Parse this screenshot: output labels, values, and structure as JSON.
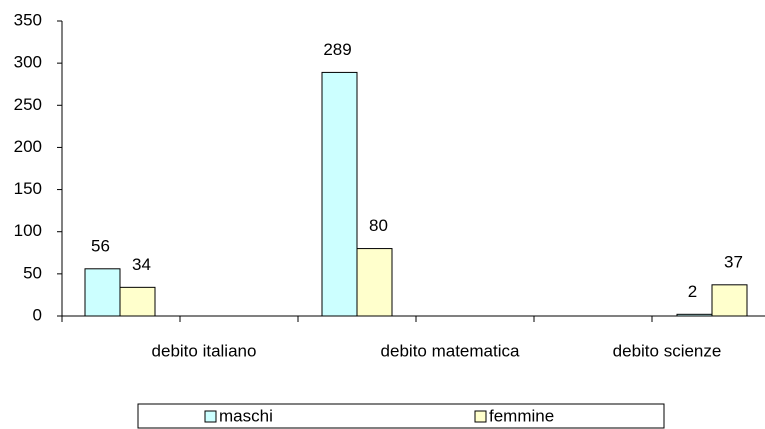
{
  "chart_data": {
    "type": "bar",
    "categories": [
      "debito italiano",
      "debito matematica",
      "debito scienze"
    ],
    "series": [
      {
        "name": "maschi",
        "color": "#ccffff",
        "values": [
          56,
          289,
          2
        ]
      },
      {
        "name": "femmine",
        "color": "#ffffcc",
        "values": [
          34,
          80,
          37
        ]
      }
    ],
    "ylim": [
      0,
      350
    ],
    "yticks": [
      0,
      50,
      100,
      150,
      200,
      250,
      300,
      350
    ],
    "legend": "bottom",
    "data_labels": true
  }
}
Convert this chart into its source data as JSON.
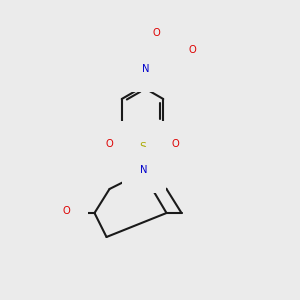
{
  "bg_color": "#ebebeb",
  "C_color": "#1a1a1a",
  "O_color": "#dd0000",
  "N_color": "#0000cc",
  "S_color": "#aaaa00",
  "H_color": "#557070",
  "bond_lw": 1.5,
  "label_fs": 7.2,
  "xlim": [
    0,
    10
  ],
  "ylim": [
    0,
    10
  ]
}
————————
Directions: Leave out all pictures, then copy the remaining material exactly.

The solution:
Parse this screenshot: output labels, values, and structure as JSON.
{
  "chart_data": {
    "type": "bar",
    "categories": [
      "debito italiano",
      "debito matematica",
      "debito scienze"
    ],
    "series": [
      {
        "name": "maschi",
        "color": "#ccffff",
        "values": [
          56,
          289,
          2
        ]
      },
      {
        "name": "femmine",
        "color": "#ffffcc",
        "values": [
          34,
          80,
          37
        ]
      }
    ],
    "ylim": [
      0,
      350
    ],
    "yticks": [
      0,
      50,
      100,
      150,
      200,
      250,
      300,
      350
    ],
    "legend": "bottom",
    "data_labels": true
  }
}
Convert this chart into its source data as JSON.
{
  "bg_color": "#ebebeb",
  "C_color": "#1a1a1a",
  "O_color": "#dd0000",
  "N_color": "#0000cc",
  "S_color": "#aaaa00",
  "H_color": "#557070",
  "bond_lw": 1.5,
  "label_fs": 7.2,
  "xlim": [
    0,
    10
  ],
  "ylim": [
    0,
    10
  ]
}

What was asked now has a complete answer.